Task set
• a. In the dwarf gourami thread, copy the text between "I don't see" and "for the difference.", inclusive.
• b. Answer these from the dwarf gourami thread:
(i) Which store did wpe_15 get the pair of gouramis from?
(ii) According to mousey, what shape is a male gourami's dorsal fin?
(iii) What message does big b say appears?

-- Passage shown follows --

# Dwarf Gouramis



## wpe_15 (Dec 18, 2014)

Hey guys. This is a pair of gouramis I got from Petco about 4 days ago. They both seem to being doing well. I wondered if any of you could tell what the sex of the these gouramis are and how. I am hoping for a few baby gouramis . If any of you have any tips on keeping these beautiful fish please tell me. Also what are some other types of dwarf gouramis? (Yes the pictures are of different fish). Thanks


----------



## bullseyejoey (Aug 30, 2012)

Wow that's a pretty cool looking fish with the huge color contrast between the body and dorsal fin. Anyways, there are what my LFS calls "Dwarf Honey Gouramis" and then there's the Dwarf Neon Blue Gouramis that you can find in most places...


----------



## wpe_15 (Dec 18, 2014)

Thanks they look amazing! Do you have any idea of what sex they each are?


----------



## wpe_15 (Dec 18, 2014)

I mean the Neon Blue Dwarves look amazing. Can anyone tell the sex of my Gouramis?


----------



## wpe_15 (Dec 18, 2014)

Anyone????


----------



## TheOldSalt (Jan 28, 2005)

I don't see a picture


----------



## mousey (Jan 18, 2005)

No picture. Generally in gouramis the male has a more pointed dorsal fin and the female is rounded. That said you might have to see a few of them together to get a feel for the difference.


----------



## wpe_15 (Dec 18, 2014)

The pictures are on the top post (scroll up). And yeah I knew that I just wasn't sure.


----------



## big b (Aug 17, 2014)

it says page not found for me,anybody else having this problem to?


----------



## emc7 (Jul 23, 2005)

I can't see it.


----------



## wpe_15 (Dec 18, 2014)

Ok sorry. Nevermind guys. Thanks though!


----------



## Ice (Sep 25, 2006)

Nope Can't see pictures.

-- Passage shown concluded --
-- Listed records follows --

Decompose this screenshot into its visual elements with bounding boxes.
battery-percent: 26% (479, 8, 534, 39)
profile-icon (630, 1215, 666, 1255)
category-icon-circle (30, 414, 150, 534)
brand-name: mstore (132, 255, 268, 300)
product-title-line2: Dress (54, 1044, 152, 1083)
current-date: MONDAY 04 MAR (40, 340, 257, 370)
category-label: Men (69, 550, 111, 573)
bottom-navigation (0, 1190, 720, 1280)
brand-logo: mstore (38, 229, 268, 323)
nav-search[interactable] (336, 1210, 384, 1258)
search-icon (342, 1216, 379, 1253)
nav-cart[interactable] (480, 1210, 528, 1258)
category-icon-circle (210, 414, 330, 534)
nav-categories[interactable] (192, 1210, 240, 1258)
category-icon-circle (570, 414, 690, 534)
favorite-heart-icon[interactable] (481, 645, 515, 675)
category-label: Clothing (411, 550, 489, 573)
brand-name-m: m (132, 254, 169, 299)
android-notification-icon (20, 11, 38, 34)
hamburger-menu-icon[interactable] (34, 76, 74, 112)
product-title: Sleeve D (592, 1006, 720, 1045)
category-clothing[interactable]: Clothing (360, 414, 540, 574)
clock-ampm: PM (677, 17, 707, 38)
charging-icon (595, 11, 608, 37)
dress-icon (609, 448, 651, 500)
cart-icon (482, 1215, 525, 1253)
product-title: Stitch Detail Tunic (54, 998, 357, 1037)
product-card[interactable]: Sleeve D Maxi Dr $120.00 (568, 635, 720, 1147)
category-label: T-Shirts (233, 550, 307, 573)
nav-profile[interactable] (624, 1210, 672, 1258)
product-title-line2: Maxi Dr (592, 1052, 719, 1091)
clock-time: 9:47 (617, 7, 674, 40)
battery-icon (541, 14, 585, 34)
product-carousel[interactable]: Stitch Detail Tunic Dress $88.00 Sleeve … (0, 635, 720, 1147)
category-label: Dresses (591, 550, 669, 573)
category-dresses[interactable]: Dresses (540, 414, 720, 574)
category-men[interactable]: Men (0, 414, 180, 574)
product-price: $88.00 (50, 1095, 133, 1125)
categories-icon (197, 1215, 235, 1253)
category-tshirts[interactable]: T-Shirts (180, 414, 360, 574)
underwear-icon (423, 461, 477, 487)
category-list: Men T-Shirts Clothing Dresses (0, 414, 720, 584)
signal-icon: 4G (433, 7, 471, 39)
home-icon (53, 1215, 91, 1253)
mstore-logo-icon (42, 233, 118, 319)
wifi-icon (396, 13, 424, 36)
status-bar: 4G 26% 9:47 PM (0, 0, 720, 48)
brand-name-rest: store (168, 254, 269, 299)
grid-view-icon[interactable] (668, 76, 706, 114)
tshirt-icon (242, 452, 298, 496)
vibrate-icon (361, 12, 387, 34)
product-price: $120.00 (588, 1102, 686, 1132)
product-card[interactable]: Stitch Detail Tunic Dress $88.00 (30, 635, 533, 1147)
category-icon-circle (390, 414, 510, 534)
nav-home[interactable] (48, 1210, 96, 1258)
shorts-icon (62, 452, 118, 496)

-- Listed records concluded --

Per-task outputs
• a.
I don't see a picture


----------



## mousey (Jan 18, 2005)

No picture. Generally in gouramis the male has a more pointed dorsal fin and the female is rounded. That said you might have to see a few of them together to get a feel for the difference.

• b.
(i) Petco
(ii) More pointed
(iii) Page not found